Entries with figure data:
--- begin ---

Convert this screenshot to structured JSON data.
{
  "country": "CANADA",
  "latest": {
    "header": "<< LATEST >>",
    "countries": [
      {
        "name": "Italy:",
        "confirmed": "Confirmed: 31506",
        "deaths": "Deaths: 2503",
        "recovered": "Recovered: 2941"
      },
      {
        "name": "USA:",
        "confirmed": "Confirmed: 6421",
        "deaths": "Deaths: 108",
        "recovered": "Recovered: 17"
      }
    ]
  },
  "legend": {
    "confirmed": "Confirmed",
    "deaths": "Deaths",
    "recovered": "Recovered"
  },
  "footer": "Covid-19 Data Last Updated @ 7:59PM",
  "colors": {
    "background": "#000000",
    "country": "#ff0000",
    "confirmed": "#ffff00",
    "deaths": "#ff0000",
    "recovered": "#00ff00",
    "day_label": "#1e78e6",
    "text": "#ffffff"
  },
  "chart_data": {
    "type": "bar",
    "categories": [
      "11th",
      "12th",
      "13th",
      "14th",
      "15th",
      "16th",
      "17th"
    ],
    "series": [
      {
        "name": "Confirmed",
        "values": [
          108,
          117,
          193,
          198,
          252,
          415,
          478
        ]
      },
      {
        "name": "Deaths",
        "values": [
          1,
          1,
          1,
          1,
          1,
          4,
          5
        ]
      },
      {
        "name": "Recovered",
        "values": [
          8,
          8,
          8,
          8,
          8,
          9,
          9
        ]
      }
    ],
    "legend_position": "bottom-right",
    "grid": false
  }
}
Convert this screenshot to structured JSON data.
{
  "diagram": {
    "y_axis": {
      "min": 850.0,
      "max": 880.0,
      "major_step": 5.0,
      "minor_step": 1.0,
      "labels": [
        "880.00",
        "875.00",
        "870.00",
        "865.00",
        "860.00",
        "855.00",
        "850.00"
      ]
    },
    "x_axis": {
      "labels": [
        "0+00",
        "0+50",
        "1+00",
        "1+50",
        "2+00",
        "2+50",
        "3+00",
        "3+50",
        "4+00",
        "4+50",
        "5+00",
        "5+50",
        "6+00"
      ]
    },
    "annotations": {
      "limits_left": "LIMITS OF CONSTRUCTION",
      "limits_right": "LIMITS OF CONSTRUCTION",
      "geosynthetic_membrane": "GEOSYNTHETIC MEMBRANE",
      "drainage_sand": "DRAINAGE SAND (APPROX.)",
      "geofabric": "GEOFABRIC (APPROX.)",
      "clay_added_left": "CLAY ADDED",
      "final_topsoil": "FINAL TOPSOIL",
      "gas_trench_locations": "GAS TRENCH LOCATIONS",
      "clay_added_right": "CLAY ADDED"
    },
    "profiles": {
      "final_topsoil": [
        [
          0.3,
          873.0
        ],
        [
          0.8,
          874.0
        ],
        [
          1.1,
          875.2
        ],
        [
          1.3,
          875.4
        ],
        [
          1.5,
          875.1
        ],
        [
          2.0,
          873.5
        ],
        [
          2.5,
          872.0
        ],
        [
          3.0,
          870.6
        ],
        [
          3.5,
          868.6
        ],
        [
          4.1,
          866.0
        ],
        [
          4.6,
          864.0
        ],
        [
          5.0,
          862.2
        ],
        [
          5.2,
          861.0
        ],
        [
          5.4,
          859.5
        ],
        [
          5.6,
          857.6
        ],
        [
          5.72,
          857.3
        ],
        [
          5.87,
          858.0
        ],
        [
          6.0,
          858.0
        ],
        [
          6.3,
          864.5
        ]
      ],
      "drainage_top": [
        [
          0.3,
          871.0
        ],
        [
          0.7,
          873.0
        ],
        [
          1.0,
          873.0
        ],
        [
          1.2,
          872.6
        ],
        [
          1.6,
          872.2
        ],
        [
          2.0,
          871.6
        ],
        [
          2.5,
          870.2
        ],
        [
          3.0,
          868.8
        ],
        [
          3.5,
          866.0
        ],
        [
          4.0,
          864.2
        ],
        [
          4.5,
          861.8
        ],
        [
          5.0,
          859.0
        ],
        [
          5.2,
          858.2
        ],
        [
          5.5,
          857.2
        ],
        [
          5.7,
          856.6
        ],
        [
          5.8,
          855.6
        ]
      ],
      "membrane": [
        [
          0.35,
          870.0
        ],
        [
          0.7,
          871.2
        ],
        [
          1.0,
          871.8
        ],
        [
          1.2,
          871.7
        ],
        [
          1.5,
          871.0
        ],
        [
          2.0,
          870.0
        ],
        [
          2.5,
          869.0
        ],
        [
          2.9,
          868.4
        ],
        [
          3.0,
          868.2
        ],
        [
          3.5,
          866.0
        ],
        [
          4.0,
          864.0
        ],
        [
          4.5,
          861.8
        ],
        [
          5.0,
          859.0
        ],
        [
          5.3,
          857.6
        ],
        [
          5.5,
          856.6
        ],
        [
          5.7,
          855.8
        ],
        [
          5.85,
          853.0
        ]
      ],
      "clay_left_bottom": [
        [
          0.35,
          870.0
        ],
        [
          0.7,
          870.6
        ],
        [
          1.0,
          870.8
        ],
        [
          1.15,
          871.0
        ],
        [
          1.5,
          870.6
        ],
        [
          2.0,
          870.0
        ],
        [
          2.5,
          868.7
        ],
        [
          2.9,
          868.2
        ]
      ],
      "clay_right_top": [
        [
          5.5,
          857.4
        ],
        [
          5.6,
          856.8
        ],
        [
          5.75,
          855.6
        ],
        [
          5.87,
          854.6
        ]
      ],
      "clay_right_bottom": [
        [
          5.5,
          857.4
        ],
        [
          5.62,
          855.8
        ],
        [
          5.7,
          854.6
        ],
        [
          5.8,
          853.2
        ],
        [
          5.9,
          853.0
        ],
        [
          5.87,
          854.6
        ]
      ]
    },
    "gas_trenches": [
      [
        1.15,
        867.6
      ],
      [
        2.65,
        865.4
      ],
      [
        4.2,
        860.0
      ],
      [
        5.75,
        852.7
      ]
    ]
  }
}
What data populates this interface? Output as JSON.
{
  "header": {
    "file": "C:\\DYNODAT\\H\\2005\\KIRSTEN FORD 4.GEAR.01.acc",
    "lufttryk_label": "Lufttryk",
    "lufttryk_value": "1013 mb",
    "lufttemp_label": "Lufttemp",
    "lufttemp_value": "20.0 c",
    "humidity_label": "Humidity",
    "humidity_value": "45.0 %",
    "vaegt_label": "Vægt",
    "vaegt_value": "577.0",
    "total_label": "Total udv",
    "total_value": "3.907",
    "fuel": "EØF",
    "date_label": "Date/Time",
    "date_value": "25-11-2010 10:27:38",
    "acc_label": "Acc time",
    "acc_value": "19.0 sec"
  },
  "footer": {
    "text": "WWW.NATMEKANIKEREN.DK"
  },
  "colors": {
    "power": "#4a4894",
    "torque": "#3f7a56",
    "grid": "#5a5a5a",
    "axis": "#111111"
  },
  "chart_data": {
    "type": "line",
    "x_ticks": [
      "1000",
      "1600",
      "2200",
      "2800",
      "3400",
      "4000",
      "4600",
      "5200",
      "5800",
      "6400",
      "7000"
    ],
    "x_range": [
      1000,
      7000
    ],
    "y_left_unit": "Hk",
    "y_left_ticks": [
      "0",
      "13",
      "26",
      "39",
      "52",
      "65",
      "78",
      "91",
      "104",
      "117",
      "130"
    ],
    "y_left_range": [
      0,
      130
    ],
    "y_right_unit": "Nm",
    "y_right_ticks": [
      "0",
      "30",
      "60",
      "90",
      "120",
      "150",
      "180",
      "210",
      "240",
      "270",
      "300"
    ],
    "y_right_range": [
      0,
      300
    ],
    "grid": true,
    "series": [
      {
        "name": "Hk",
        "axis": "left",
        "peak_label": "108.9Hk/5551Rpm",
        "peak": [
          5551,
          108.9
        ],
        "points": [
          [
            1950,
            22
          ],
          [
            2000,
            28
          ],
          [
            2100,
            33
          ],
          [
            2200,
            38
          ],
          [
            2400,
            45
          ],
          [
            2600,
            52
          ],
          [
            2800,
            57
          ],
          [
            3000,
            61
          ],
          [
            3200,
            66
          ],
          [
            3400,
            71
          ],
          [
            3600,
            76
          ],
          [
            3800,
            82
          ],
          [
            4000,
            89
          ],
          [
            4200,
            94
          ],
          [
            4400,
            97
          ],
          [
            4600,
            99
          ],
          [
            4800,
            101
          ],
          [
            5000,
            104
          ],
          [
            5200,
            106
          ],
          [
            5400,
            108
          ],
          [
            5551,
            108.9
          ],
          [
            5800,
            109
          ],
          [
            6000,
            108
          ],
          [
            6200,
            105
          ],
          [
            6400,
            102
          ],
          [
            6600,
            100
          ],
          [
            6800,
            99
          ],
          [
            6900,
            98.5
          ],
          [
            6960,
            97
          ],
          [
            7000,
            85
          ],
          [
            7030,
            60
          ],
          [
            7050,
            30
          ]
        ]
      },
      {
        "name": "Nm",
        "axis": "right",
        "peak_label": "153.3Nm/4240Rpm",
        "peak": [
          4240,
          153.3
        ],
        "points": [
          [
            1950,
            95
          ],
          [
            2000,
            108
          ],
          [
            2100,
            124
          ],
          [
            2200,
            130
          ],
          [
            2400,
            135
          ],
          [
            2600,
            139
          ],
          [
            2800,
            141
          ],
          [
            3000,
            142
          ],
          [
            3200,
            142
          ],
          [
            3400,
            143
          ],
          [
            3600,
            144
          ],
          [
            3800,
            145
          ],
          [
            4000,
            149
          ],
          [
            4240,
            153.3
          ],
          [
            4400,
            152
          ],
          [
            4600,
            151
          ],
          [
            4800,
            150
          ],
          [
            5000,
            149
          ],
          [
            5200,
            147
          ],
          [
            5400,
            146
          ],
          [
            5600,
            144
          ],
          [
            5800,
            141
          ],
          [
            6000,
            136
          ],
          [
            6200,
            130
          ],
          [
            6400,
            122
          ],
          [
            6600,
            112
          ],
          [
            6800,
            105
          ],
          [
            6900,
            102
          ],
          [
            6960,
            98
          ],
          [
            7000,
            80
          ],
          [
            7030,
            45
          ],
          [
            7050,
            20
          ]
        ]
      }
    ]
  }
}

--- end ---

Task objective:
Each line holding "APPROX" must be found and copied.

Answer to this exercise:
      "drainage_sand": "DRAINAGE SAND (APPROX.)",
      "geofabric": "GEOFABRIC (APPROX.)",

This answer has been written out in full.